#### What you should do:
Exclude any images and output the remaining records exactly.
* Start Records for the exercise *
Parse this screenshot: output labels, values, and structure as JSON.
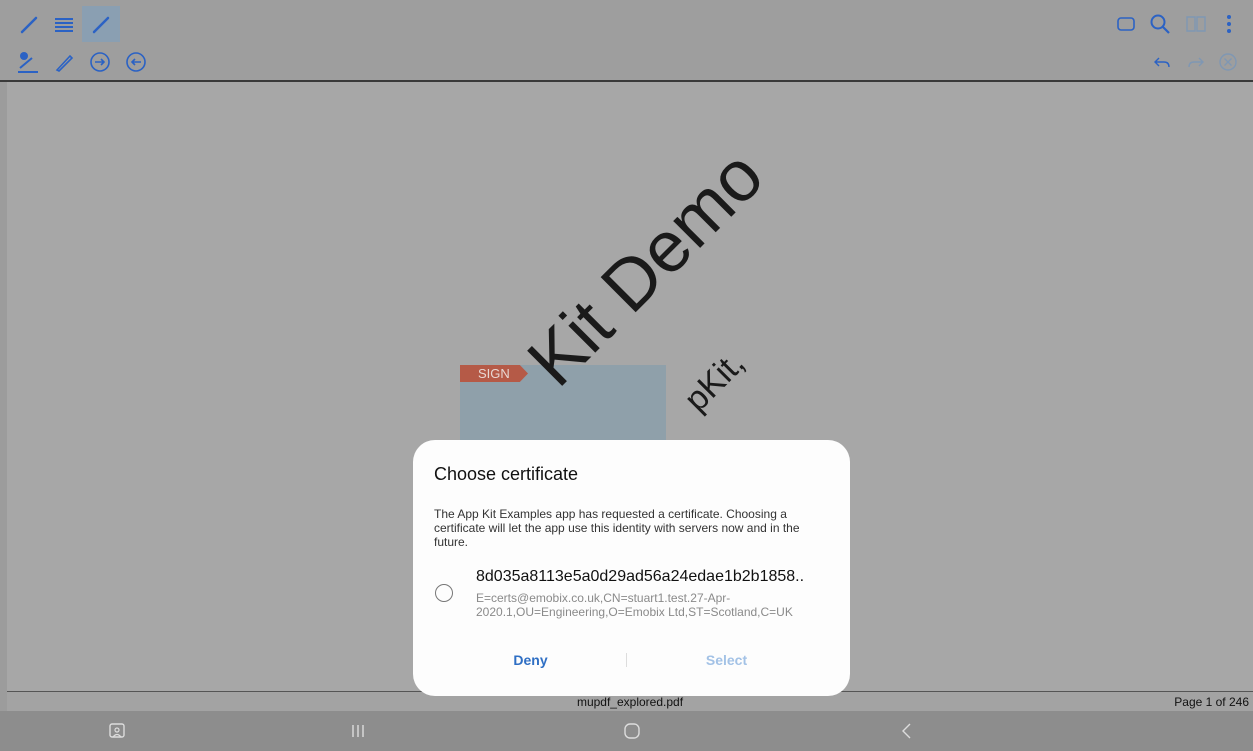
{
  "toolbar": {
    "left_row1_icons": [
      "pen-icon",
      "text-lines-icon",
      "highlight-pen-icon"
    ],
    "left_row2_icons": [
      "signature-icon",
      "ink-sign-icon",
      "next-field-icon",
      "previous-field-icon"
    ],
    "right_row1_icons": [
      "rectangle-icon",
      "search-icon",
      "book-icon",
      "more-vertical-icon"
    ],
    "right_row2_icons": [
      "undo-icon",
      "redo-icon",
      "cancel-icon"
    ],
    "accent": "#2b62c4"
  },
  "document": {
    "watermark_main": "Kit Demo",
    "watermark_sub": "pKit,",
    "sign_label": "SIGN"
  },
  "status": {
    "filename": "mupdf_explored.pdf",
    "page_info": "Page 1 of 246"
  },
  "navbar": {
    "icons": [
      "screenshot-icon",
      "recents-icon",
      "home-icon",
      "back-icon"
    ]
  },
  "dialog": {
    "title": "Choose certificate",
    "message": "The App Kit Examples app has requested a certificate. Choosing a certificate will let the app use this identity with servers now and in the future.",
    "certificate": {
      "name": "8d035a8113e5a0d29ad56a24edae1b2b1858..",
      "detail": "E=certs@emobix.co.uk,CN=stuart1.test.27-Apr-2020.1,OU=Engineering,O=Emobix Ltd,ST=Scotland,C=UK",
      "selected": false
    },
    "deny_label": "Deny",
    "select_label": "Select",
    "deny_color": "#2f6fc4",
    "select_color_disabled": "#a3c2e6"
  }
}
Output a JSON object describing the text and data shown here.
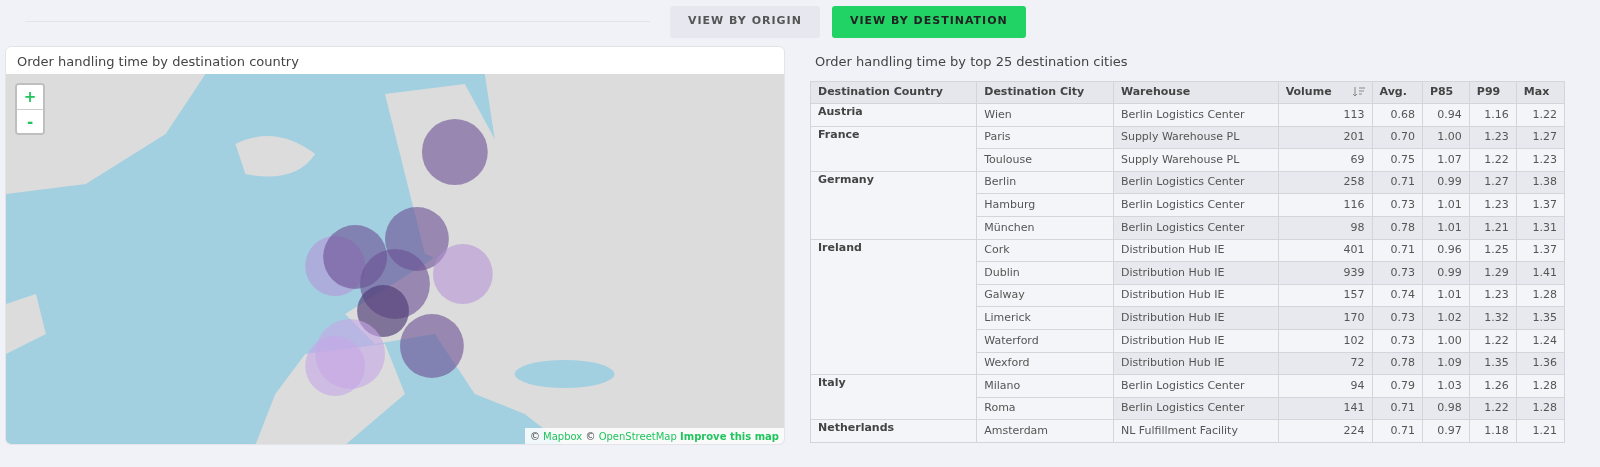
* End Records for the exercise *
#### Result of the exercise:
Parse this screenshot: output labels, values, and structure as JSON.
{
  "toolbar": {
    "left_row1_icons": [
      "pen-icon",
      "text-lines-icon",
      "highlight-pen-icon"
    ],
    "left_row2_icons": [
      "signature-icon",
      "ink-sign-icon",
      "next-field-icon",
      "previous-field-icon"
    ],
    "right_row1_icons": [
      "rectangle-icon",
      "search-icon",
      "book-icon",
      "more-vertical-icon"
    ],
    "right_row2_icons": [
      "undo-icon",
      "redo-icon",
      "cancel-icon"
    ],
    "accent": "#2b62c4"
  },
  "document": {
    "watermark_main": "Kit Demo",
    "watermark_sub": "pKit,",
    "sign_label": "SIGN"
  },
  "status": {
    "filename": "mupdf_explored.pdf",
    "page_info": "Page 1 of 246"
  },
  "navbar": {
    "icons": [
      "screenshot-icon",
      "recents-icon",
      "home-icon",
      "back-icon"
    ]
  },
  "dialog": {
    "title": "Choose certificate",
    "message": "The App Kit Examples app has requested a certificate. Choosing a certificate will let the app use this identity with servers now and in the future.",
    "certificate": {
      "name": "8d035a8113e5a0d29ad56a24edae1b2b1858..",
      "detail": "E=certs@emobix.co.uk,CN=stuart1.test.27-Apr-2020.1,OU=Engineering,O=Emobix Ltd,ST=Scotland,C=UK",
      "selected": false
    },
    "deny_label": "Deny",
    "select_label": "Select",
    "deny_color": "#2f6fc4",
    "select_color_disabled": "#a3c2e6"
  }
}
Output a JSON object describing the text and data shown here.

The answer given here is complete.